§ **AIM**
Reproduce all of the data exactly.

(Excerpt from a dataset)
____________

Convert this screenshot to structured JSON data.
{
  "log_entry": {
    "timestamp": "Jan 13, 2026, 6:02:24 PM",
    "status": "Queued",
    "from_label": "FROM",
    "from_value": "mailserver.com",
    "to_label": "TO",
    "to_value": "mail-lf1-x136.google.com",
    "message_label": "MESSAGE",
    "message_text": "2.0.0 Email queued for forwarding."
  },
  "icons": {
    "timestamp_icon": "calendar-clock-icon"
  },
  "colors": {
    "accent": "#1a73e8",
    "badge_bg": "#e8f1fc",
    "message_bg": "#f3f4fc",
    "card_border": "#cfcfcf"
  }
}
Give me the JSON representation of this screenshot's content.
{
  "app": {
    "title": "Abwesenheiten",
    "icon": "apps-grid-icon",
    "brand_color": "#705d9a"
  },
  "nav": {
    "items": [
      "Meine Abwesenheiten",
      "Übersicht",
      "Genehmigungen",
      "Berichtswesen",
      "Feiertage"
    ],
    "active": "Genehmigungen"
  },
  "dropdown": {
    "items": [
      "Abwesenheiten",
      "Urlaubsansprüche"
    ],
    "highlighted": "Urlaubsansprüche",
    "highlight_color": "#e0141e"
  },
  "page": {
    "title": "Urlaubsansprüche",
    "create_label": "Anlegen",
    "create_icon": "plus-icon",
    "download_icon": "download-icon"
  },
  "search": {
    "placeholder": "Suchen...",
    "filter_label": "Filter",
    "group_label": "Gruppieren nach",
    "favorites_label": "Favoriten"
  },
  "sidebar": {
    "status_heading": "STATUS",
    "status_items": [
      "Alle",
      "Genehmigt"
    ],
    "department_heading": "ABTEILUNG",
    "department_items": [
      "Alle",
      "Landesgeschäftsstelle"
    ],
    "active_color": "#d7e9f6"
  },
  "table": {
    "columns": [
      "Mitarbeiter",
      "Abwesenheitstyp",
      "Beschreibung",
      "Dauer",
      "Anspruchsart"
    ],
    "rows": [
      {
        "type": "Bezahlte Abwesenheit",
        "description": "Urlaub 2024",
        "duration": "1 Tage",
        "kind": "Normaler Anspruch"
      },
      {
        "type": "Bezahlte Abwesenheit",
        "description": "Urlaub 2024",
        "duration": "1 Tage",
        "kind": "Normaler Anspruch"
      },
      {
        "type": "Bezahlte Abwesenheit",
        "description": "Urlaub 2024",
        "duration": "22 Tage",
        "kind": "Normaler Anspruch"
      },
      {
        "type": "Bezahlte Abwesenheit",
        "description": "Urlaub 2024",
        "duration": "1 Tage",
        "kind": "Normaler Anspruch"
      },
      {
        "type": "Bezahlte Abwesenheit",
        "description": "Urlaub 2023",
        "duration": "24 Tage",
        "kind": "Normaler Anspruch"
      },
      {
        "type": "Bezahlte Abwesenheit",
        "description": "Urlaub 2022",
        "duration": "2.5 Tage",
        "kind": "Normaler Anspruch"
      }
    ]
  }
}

____________

§ **SOLUTION TO THE EXERCISE**
Convert this screenshot to structured JSON data.
{
  "log_entry": {
    "timestamp": "Jan 13, 2026, 6:02:24 PM",
    "status": "Queued",
    "from_label": "FROM",
    "from_value": "mailserver.com",
    "to_label": "TO",
    "to_value": "mail-lf1-x136.google.com",
    "message_label": "MESSAGE",
    "message_text": "2.0.0 Email queued for forwarding."
  },
  "icons": {
    "timestamp_icon": "calendar-clock-icon"
  },
  "colors": {
    "accent": "#1a73e8",
    "badge_bg": "#e8f1fc",
    "message_bg": "#f3f4fc",
    "card_border": "#cfcfcf"
  }
}
Give me the JSON representation of this screenshot's content.
{
  "app": {
    "title": "Abwesenheiten",
    "icon": "apps-grid-icon",
    "brand_color": "#705d9a"
  },
  "nav": {
    "items": [
      "Meine Abwesenheiten",
      "Übersicht",
      "Genehmigungen",
      "Berichtswesen",
      "Feiertage"
    ],
    "active": "Genehmigungen"
  },
  "dropdown": {
    "items": [
      "Abwesenheiten",
      "Urlaubsansprüche"
    ],
    "highlighted": "Urlaubsansprüche",
    "highlight_color": "#e0141e"
  },
  "page": {
    "title": "Urlaubsansprüche",
    "create_label": "Anlegen",
    "create_icon": "plus-icon",
    "download_icon": "download-icon"
  },
  "search": {
    "placeholder": "Suchen...",
    "filter_label": "Filter",
    "group_label": "Gruppieren nach",
    "favorites_label": "Favoriten"
  },
  "sidebar": {
    "status_heading": "STATUS",
    "status_items": [
      "Alle",
      "Genehmigt"
    ],
    "department_heading": "ABTEILUNG",
    "department_items": [
      "Alle",
      "Landesgeschäftsstelle"
    ],
    "active_color": "#d7e9f6"
  },
  "table": {
    "columns": [
      "Mitarbeiter",
      "Abwesenheitstyp",
      "Beschreibung",
      "Dauer",
      "Anspruchsart"
    ],
    "rows": [
      {
        "type": "Bezahlte Abwesenheit",
        "description": "Urlaub 2024",
        "duration": "1 Tage",
        "kind": "Normaler Anspruch"
      },
      {
        "type": "Bezahlte Abwesenheit",
        "description": "Urlaub 2024",
        "duration": "1 Tage",
        "kind": "Normaler Anspruch"
      },
      {
        "type": "Bezahlte Abwesenheit",
        "description": "Urlaub 2024",
        "duration": "22 Tage",
        "kind": "Normaler Anspruch"
      },
      {
        "type": "Bezahlte Abwesenheit",
        "description": "Urlaub 2024",
        "duration": "1 Tage",
        "kind": "Normaler Anspruch"
      },
      {
        "type": "Bezahlte Abwesenheit",
        "description": "Urlaub 2023",
        "duration": "24 Tage",
        "kind": "Normaler Anspruch"
      },
      {
        "type": "Bezahlte Abwesenheit",
        "description": "Urlaub 2022",
        "duration": "2.5 Tage",
        "kind": "Normaler Anspruch"
      }
    ]
  }
}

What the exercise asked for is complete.